### REQUIREMENT:
Check each line of the material below for the string "Growth", then report how many lines have it, and nothing else.

### DATA FOR THIS EXERCISE:
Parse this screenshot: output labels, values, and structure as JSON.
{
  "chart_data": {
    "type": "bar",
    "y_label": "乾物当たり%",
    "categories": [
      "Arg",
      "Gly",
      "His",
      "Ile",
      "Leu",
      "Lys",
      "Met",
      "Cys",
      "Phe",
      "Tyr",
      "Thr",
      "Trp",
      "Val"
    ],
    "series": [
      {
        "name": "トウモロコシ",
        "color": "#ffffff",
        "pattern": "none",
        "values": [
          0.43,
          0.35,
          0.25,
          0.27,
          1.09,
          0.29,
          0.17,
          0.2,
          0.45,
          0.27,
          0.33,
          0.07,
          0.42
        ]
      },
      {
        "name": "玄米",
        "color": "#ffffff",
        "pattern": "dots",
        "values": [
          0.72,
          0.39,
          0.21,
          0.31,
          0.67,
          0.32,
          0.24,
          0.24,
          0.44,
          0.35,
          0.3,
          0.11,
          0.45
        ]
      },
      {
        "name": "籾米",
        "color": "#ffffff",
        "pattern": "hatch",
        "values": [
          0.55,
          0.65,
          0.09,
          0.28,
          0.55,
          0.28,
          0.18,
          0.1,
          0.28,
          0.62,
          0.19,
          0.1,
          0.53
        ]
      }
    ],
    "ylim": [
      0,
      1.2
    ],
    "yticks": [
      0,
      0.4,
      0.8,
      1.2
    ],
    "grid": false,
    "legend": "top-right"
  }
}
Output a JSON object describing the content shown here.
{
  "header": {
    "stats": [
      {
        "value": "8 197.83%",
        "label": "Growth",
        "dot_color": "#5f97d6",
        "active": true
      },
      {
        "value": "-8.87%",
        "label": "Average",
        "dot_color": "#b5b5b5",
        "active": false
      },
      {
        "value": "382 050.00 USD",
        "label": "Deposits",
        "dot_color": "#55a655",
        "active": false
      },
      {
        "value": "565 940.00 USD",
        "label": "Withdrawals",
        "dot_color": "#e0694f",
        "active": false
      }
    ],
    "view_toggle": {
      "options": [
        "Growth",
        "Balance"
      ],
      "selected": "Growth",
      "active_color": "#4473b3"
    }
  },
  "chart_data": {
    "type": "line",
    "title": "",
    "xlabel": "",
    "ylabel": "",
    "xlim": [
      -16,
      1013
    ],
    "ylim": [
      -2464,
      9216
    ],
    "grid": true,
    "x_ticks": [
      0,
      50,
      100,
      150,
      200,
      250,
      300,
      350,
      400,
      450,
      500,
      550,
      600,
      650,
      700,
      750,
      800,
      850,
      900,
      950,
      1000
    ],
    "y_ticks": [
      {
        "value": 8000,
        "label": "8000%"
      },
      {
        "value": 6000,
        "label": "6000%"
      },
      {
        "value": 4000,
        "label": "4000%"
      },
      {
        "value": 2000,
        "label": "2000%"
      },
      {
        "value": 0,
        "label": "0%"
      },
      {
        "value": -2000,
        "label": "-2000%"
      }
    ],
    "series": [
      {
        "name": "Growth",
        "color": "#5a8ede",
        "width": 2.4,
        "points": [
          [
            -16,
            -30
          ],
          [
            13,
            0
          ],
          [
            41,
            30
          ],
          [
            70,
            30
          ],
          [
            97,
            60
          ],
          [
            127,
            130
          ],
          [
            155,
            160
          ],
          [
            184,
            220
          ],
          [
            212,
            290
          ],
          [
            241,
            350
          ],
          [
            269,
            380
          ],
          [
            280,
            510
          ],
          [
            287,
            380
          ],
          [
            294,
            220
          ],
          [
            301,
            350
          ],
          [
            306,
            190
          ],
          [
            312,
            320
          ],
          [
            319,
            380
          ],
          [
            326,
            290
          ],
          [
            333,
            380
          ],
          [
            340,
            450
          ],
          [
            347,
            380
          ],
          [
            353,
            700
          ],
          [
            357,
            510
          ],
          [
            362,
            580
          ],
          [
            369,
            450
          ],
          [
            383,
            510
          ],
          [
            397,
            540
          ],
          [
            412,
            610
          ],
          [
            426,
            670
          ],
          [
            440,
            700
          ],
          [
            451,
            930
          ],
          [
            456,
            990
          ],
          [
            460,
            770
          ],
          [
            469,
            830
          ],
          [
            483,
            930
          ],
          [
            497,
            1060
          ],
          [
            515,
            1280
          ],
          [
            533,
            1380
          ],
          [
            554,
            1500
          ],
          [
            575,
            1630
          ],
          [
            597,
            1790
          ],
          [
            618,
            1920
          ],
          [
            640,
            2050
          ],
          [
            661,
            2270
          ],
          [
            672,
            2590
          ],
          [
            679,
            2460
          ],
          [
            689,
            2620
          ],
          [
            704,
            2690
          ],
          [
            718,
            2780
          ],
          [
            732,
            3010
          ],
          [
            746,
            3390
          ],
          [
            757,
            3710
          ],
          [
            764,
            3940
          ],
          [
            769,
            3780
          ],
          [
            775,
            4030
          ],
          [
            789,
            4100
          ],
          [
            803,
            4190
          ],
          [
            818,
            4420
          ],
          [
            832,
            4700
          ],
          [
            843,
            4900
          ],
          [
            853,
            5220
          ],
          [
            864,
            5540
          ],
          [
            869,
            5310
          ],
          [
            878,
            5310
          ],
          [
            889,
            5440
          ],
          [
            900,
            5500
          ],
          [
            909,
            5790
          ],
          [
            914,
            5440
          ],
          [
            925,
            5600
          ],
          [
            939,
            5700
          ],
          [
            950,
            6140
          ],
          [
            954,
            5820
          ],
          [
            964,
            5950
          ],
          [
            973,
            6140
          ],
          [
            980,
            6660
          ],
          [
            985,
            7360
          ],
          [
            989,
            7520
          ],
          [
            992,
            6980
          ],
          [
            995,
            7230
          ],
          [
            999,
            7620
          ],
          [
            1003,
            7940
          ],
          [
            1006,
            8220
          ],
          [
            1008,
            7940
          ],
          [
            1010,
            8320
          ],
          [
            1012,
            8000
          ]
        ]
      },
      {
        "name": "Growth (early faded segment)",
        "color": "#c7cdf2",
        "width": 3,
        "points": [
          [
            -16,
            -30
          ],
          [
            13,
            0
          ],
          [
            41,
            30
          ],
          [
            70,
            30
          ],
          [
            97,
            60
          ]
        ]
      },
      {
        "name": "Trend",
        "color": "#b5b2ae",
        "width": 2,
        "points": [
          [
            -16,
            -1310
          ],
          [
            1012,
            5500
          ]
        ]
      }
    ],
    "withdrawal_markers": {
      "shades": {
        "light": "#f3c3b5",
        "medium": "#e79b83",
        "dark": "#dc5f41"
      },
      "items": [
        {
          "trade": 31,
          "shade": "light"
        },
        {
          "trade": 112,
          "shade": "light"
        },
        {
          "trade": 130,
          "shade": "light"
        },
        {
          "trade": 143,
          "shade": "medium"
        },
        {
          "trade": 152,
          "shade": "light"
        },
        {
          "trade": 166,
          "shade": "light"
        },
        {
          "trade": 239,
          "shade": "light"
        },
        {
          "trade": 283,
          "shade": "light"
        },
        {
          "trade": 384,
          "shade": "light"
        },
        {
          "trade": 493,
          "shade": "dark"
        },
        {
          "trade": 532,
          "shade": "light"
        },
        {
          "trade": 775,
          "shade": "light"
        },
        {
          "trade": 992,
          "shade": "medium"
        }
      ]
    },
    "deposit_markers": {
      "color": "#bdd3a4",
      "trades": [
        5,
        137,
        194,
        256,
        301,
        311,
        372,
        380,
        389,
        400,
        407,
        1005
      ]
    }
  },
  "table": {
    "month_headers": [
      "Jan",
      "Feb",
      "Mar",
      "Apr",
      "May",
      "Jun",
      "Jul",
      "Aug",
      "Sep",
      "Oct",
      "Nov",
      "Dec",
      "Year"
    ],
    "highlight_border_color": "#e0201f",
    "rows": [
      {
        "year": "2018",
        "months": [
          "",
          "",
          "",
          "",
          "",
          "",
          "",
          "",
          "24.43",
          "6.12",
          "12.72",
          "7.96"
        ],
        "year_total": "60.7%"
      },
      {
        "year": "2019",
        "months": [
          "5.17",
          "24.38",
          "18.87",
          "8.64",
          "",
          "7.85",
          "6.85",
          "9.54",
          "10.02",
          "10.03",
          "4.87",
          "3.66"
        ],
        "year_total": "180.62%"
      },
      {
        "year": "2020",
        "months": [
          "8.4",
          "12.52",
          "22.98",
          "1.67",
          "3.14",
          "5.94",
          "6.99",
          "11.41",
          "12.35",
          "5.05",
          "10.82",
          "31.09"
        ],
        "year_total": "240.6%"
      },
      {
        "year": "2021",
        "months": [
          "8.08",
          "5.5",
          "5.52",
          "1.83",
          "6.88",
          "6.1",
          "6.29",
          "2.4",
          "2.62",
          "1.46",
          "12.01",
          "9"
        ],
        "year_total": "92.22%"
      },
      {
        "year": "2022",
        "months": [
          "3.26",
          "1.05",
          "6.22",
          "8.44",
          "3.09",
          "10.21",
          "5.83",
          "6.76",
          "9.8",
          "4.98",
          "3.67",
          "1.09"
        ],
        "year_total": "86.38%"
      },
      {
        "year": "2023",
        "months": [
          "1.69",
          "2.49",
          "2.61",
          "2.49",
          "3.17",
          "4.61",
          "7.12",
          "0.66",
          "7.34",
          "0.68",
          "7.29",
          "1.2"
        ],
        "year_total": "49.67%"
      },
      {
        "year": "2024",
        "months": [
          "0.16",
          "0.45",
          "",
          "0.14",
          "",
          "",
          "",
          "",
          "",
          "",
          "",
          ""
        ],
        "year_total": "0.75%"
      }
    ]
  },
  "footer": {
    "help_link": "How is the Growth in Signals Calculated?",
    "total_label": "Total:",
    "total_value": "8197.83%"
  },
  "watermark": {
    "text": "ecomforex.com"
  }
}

### COMPLETED TASK:
6